Copy out all lines that hold "phải".

MATERIAL TO PROCESS:

* * *

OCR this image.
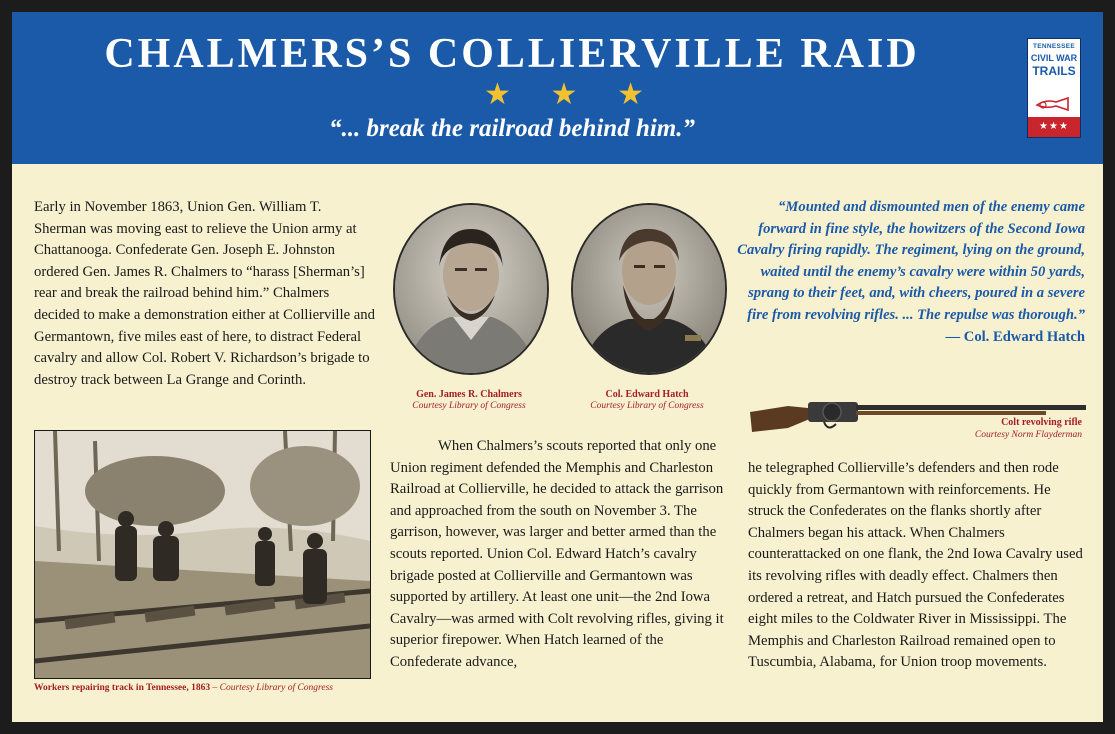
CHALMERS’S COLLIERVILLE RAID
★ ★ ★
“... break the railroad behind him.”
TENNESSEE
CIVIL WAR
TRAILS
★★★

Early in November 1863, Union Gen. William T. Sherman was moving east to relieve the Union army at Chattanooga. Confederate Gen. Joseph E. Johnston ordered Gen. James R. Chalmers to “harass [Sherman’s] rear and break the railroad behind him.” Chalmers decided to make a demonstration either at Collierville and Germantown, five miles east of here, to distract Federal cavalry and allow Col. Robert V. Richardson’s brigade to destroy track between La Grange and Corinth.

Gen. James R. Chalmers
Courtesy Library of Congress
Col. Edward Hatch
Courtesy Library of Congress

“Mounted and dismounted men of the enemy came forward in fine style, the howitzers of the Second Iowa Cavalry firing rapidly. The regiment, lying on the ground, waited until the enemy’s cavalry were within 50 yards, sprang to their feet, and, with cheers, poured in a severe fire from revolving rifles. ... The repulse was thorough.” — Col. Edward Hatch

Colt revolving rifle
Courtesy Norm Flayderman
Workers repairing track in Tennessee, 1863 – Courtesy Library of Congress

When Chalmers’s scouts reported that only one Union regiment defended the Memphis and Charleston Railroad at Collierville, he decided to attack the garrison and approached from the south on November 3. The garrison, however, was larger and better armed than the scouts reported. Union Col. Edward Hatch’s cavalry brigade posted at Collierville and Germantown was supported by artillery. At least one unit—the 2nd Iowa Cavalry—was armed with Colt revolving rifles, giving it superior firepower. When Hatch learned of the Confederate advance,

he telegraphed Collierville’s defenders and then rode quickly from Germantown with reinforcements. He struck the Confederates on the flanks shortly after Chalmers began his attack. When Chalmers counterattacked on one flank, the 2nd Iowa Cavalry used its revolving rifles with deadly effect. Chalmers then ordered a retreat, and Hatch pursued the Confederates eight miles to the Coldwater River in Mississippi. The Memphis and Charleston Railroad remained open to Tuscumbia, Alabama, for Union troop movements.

* * *

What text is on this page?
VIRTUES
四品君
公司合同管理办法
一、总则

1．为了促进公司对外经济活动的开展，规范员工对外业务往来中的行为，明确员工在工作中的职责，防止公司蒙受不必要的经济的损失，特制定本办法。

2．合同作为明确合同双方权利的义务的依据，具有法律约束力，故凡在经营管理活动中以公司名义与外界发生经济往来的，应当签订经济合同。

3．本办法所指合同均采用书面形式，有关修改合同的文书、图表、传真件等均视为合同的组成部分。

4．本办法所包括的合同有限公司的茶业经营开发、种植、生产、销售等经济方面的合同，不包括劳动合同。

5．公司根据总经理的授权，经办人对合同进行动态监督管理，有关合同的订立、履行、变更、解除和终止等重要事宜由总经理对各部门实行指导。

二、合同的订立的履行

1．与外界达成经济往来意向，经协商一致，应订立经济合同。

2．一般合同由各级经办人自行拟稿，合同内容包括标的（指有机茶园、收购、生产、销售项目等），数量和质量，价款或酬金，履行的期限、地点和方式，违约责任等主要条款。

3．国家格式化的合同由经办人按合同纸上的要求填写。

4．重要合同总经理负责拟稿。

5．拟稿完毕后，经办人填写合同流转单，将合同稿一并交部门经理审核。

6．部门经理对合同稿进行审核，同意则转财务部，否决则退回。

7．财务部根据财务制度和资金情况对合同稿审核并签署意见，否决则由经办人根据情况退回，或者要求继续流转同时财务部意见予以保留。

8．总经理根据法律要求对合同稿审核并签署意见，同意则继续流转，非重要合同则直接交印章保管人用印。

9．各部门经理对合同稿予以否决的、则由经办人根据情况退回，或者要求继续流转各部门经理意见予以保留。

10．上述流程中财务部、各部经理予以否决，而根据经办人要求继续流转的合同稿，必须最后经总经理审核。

* * *

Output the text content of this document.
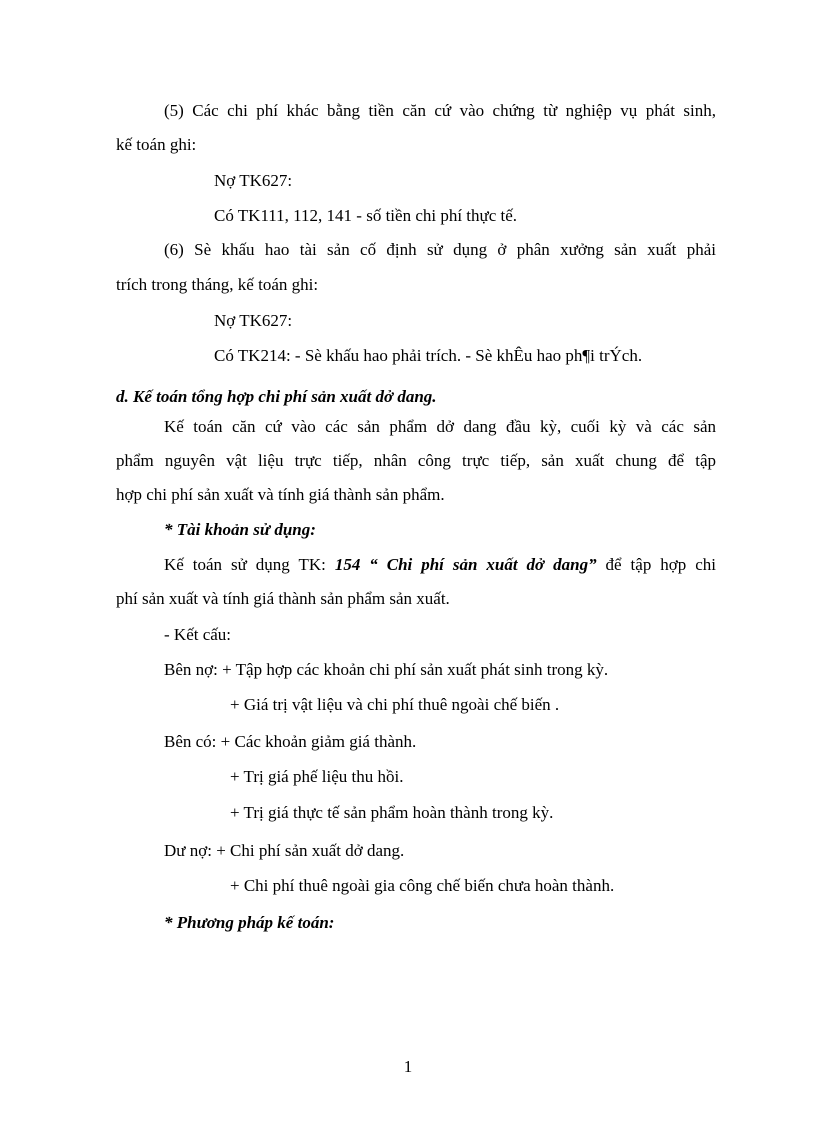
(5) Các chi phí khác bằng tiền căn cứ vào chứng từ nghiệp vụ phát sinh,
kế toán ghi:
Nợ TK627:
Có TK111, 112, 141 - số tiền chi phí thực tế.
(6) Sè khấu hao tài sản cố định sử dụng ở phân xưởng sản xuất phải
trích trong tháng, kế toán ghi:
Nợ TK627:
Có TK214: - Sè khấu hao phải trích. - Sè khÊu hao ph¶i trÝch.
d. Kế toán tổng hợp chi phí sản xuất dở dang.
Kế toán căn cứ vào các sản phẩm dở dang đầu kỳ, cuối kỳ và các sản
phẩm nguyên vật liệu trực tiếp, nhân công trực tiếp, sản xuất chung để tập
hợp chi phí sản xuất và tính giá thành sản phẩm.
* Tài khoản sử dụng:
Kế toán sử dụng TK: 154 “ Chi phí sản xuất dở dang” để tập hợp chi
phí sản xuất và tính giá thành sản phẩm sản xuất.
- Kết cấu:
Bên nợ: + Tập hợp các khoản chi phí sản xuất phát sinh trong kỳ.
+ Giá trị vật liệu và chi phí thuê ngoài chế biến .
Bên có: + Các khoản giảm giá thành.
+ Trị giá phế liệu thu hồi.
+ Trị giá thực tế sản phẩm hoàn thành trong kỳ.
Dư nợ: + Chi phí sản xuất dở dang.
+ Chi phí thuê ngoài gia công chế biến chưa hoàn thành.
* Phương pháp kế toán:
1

* * *

EXERCISE RESPONSE:
(6) Sè khấu hao tài sản cố định sử dụng ở phân xưởng sản xuất phải
Có TK214: - Sè khấu hao phải trích. - Sè khÊu hao ph¶i trÝch.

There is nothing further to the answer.